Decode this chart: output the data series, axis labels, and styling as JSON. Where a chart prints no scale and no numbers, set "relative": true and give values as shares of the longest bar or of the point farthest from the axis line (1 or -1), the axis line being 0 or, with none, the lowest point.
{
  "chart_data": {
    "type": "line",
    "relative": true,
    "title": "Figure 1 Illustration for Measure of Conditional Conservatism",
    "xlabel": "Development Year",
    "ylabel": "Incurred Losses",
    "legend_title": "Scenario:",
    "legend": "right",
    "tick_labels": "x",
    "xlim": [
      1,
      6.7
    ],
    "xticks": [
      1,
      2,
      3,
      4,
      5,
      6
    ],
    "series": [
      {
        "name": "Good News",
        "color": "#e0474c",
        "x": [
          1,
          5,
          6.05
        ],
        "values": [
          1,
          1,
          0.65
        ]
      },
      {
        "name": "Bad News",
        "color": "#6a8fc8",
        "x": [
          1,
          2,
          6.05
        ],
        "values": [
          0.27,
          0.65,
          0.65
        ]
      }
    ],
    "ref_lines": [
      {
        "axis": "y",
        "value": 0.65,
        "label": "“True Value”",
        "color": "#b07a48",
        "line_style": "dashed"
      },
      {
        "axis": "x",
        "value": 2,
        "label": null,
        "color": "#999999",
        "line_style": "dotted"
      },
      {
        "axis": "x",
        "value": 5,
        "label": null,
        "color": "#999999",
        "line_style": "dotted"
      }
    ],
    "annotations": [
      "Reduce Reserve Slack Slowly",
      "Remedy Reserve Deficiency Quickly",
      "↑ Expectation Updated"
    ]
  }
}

####

(What to produce): Extract every entry above as it appears.

(Correct result):
Decode this chart: output the data series, axis labels, and styling as JSON. Where a chart prints no scale and no numbers, set "relative": true and give values as shares of the longest bar or of the point farthest from the axis line (1 or -1), the axis line being 0 or, with none, the lowest point.
{
  "chart_data": {
    "type": "line",
    "relative": true,
    "title": "Figure 1 Illustration for Measure of Conditional Conservatism",
    "xlabel": "Development Year",
    "ylabel": "Incurred Losses",
    "legend_title": "Scenario:",
    "legend": "right",
    "tick_labels": "x",
    "xlim": [
      1,
      6.7
    ],
    "xticks": [
      1,
      2,
      3,
      4,
      5,
      6
    ],
    "series": [
      {
        "name": "Good News",
        "color": "#e0474c",
        "x": [
          1,
          5,
          6.05
        ],
        "values": [
          1,
          1,
          0.65
        ]
      },
      {
        "name": "Bad News",
        "color": "#6a8fc8",
        "x": [
          1,
          2,
          6.05
        ],
        "values": [
          0.27,
          0.65,
          0.65
        ]
      }
    ],
    "ref_lines": [
      {
        "axis": "y",
        "value": 0.65,
        "label": "“True Value”",
        "color": "#b07a48",
        "line_style": "dashed"
      },
      {
        "axis": "x",
        "value": 2,
        "label": null,
        "color": "#999999",
        "line_style": "dotted"
      },
      {
        "axis": "x",
        "value": 5,
        "label": null,
        "color": "#999999",
        "line_style": "dotted"
      }
    ],
    "annotations": [
      "Reduce Reserve Slack Slowly",
      "Remedy Reserve Deficiency Quickly",
      "↑ Expectation Updated"
    ]
  }
}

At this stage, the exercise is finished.